--- start Dataset records ---

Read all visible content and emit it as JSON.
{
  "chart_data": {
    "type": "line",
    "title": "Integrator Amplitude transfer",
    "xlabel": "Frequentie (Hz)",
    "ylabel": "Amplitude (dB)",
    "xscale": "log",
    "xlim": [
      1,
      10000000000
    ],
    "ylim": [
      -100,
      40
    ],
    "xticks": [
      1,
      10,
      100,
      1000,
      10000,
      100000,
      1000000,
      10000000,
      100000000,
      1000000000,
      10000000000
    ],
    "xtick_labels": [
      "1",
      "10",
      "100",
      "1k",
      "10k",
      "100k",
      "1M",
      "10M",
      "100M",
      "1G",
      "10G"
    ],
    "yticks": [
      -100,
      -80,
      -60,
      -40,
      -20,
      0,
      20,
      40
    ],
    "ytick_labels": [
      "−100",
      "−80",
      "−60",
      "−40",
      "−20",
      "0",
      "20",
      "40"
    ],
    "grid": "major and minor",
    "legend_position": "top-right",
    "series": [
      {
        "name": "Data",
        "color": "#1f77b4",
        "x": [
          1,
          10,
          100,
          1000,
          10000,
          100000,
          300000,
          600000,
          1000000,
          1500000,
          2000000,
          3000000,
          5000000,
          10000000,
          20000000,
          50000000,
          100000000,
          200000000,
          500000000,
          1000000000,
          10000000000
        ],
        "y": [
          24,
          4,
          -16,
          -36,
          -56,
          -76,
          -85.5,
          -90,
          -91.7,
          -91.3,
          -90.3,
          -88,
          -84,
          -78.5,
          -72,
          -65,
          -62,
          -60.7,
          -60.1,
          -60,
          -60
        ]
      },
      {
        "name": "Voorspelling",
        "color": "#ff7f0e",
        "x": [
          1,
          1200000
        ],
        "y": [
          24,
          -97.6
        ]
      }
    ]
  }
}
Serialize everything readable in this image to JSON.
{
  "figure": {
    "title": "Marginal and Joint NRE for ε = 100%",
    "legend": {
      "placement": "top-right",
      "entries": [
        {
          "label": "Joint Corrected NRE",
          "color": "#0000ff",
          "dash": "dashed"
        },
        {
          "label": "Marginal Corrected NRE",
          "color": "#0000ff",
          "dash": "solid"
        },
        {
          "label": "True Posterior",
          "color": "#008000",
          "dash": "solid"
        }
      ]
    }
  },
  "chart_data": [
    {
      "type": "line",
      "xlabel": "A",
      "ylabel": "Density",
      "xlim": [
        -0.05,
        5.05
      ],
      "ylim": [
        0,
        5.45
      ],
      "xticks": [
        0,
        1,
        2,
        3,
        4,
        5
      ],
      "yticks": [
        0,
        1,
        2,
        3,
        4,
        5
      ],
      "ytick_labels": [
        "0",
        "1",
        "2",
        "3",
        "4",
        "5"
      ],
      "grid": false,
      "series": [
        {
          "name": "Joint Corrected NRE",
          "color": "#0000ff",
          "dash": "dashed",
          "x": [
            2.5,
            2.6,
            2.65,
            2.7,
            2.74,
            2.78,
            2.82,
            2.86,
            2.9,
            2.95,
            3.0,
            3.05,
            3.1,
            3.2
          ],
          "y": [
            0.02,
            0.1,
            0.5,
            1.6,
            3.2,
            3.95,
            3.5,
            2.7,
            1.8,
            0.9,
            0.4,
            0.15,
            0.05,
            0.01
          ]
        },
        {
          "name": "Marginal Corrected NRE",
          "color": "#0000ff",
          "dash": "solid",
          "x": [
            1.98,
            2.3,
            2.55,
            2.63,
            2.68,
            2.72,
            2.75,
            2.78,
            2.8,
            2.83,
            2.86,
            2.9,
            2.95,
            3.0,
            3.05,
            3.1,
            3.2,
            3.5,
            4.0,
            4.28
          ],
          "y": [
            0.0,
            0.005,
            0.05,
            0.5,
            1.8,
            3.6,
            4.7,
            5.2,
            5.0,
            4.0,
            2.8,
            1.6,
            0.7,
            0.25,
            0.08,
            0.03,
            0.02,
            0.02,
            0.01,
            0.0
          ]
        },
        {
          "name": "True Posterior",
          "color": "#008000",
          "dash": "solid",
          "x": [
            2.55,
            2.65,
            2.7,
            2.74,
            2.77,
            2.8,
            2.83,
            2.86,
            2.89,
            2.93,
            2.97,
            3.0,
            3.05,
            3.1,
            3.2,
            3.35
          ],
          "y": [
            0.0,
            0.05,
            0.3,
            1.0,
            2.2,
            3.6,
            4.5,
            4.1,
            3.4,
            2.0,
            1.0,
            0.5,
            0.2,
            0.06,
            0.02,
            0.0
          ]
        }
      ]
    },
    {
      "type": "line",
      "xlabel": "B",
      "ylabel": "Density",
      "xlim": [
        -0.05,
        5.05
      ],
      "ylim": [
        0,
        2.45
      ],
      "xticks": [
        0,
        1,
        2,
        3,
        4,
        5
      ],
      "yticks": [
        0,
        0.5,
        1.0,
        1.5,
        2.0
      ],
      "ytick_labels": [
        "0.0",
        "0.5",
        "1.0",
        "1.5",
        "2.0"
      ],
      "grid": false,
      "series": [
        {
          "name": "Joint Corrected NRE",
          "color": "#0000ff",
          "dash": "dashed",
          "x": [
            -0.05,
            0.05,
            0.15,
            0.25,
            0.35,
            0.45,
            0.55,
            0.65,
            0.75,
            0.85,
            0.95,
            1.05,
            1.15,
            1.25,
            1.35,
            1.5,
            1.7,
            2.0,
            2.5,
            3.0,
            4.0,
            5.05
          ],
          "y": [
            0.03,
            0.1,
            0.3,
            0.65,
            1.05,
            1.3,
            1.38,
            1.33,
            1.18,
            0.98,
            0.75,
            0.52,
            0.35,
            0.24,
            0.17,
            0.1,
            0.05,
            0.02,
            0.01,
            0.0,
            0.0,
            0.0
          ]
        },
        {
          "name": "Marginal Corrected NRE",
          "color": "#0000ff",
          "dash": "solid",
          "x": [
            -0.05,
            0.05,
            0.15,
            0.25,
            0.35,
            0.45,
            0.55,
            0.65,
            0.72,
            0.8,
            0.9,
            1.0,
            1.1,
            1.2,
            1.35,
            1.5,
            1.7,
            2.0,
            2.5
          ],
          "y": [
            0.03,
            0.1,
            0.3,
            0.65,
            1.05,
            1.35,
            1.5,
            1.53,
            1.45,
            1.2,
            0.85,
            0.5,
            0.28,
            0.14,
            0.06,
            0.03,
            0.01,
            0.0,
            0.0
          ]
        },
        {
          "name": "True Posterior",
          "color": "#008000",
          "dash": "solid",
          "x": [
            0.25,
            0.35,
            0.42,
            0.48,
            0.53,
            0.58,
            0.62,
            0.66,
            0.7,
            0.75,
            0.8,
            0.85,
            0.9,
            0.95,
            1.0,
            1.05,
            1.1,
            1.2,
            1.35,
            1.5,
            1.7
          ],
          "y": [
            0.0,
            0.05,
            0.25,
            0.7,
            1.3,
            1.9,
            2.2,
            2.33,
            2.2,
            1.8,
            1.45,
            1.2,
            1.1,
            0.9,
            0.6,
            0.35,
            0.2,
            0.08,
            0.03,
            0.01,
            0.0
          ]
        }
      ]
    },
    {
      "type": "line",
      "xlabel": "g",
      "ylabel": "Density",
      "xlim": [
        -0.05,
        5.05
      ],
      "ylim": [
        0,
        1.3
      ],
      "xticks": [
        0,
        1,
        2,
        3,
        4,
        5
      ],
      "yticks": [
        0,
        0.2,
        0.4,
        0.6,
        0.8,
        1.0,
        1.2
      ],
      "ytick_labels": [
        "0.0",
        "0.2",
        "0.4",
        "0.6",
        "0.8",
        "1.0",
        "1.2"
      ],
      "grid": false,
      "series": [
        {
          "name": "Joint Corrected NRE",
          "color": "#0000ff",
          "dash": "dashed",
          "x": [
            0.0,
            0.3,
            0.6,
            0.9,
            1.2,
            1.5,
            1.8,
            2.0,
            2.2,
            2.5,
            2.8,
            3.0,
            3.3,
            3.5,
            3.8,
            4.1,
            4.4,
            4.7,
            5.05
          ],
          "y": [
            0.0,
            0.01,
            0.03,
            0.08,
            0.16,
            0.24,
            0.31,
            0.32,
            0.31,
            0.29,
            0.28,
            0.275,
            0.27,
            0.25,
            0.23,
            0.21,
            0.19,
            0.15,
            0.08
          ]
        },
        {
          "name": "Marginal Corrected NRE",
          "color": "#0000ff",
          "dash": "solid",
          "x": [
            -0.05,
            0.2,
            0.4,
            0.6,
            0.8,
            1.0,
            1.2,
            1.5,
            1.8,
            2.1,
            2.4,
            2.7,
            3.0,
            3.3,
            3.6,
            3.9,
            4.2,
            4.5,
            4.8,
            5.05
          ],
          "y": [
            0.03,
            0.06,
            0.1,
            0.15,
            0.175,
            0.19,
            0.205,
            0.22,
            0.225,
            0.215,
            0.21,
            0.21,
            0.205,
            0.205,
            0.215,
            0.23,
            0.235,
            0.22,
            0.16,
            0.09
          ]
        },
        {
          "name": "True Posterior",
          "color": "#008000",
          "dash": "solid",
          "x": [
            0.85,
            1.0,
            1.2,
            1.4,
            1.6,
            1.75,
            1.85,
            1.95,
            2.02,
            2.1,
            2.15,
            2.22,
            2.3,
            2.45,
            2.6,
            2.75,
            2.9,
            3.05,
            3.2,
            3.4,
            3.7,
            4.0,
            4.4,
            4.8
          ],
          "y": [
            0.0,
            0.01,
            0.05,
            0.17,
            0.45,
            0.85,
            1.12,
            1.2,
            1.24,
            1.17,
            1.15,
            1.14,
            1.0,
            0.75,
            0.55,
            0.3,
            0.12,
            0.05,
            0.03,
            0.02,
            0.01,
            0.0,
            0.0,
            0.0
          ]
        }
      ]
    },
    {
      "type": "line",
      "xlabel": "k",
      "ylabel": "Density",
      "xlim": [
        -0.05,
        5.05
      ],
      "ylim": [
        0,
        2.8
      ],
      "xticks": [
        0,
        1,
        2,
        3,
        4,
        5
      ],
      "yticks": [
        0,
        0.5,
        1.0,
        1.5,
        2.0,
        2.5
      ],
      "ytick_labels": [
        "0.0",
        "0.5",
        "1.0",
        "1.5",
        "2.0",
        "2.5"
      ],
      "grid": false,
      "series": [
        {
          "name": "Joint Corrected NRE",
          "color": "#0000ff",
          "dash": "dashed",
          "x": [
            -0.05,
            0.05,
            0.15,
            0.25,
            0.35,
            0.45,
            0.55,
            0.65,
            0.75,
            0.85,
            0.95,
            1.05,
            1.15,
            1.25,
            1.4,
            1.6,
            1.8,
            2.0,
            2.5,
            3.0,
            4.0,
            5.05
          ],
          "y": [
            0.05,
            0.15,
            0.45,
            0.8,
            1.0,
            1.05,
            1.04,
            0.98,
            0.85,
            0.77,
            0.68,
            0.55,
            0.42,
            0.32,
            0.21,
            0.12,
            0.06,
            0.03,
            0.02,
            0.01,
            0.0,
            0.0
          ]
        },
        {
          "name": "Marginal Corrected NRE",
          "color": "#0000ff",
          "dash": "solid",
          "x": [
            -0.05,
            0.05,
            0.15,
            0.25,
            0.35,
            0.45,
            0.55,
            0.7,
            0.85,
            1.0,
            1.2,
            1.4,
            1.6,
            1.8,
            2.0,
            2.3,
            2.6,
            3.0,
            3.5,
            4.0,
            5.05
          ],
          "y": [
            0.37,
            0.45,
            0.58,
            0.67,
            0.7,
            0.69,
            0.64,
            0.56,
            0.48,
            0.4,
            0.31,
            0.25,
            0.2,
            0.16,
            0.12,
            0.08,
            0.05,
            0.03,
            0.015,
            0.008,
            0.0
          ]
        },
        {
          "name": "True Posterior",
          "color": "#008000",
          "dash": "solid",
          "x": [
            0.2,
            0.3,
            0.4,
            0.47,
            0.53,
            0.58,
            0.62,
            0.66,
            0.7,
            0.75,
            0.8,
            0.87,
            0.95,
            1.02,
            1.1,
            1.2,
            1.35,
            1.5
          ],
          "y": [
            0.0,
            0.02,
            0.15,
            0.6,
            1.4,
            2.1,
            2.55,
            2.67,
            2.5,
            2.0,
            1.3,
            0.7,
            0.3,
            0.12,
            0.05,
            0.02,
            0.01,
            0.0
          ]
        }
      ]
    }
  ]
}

--- end Dataset records ---

Exercise task
In the lines above, find each one with "JSON" and list it.

Right answer
Read all visible content and emit it as JSON.
Serialize everything readable in this image to JSON.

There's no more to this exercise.